▶ PAGE EXTRACT:
START
Next we define a View for how to get a list of date columns to inspect this time around. While the base of this is the view we just defined for fetching the metadata, my data warehouse is so large that this would give me thousands of columns to analyse. While I do want to analyse them all, on any day when I run this, I won't want to re-analyse ones that I've done somewhat recently.
To that end, I compare to the Bank table and look at the dates a column was last analysed. Similarly, if I had to interrupt during a run then I don't want to re-analyse ones that I've just done, but which are pending my end-of-run step to merge into the Bank table.
Both of those checks are simply LEFT OUTER JOINs and testing for a match through them.
END
▶ SUPPLIED MATERIAL:
START
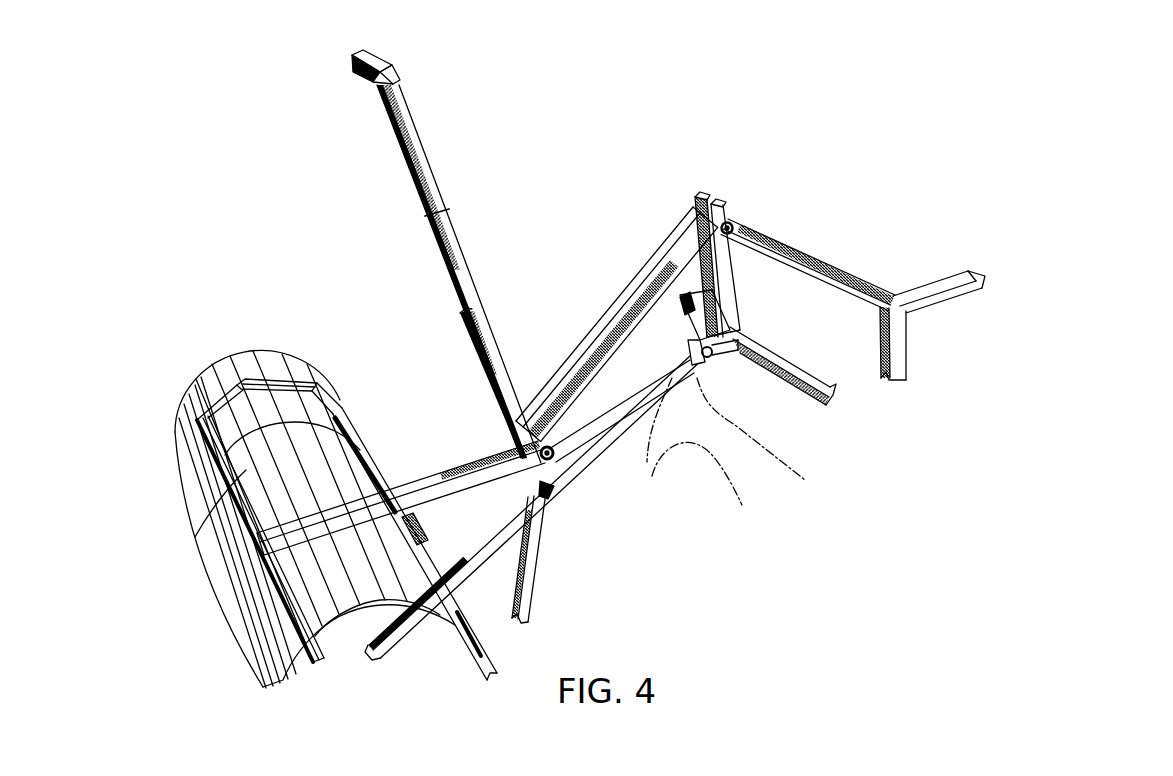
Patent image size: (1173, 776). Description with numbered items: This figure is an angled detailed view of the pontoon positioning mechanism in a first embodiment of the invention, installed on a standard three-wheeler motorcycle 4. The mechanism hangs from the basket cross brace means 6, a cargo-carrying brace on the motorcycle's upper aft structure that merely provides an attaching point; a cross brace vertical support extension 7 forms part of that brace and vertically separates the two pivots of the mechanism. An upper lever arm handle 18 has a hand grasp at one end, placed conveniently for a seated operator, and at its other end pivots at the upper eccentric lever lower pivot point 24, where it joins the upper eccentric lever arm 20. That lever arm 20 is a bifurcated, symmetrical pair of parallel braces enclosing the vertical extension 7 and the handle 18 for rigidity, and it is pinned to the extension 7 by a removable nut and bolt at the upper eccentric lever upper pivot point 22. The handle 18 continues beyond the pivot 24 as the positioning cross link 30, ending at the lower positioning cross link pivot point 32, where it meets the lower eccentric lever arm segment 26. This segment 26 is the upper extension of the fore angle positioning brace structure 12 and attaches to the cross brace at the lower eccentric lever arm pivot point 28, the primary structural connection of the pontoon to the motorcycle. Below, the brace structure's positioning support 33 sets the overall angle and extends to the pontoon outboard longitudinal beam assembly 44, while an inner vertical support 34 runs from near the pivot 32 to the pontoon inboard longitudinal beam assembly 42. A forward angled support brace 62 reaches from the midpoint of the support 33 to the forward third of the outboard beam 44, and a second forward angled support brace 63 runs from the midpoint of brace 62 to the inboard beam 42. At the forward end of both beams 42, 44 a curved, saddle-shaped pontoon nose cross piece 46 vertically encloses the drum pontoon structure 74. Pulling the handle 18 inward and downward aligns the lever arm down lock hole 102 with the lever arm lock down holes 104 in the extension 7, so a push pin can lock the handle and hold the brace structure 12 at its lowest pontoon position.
END
▶ WHAT THE EXERCISE ASKS: Repeat the passage on choosing date columns to analyse, starting at the words "Next we define" and stopping after "match through them.".

▶ CORRECT ANSWER:
Next we define a View for how to get a list of date columns to inspect this time around. While the base of this is the view we just defined for fetching the metadata, my data warehouse is so large that this would give me thousands of columns to analyse. While I do want to analyse them all, on any day when I run this, I won't want to re-analyse ones that I've done somewhat recently.
To that end, I compare to the Bank table and look at the dates a column was last analysed. Similarly, if I had to interrupt during a run then I don't want to re-analyse ones that I've just done, but which are pending my end-of-run step to merge into the Bank table.
Both of those checks are simply LEFT OUTER JOINs and testing for a match through them.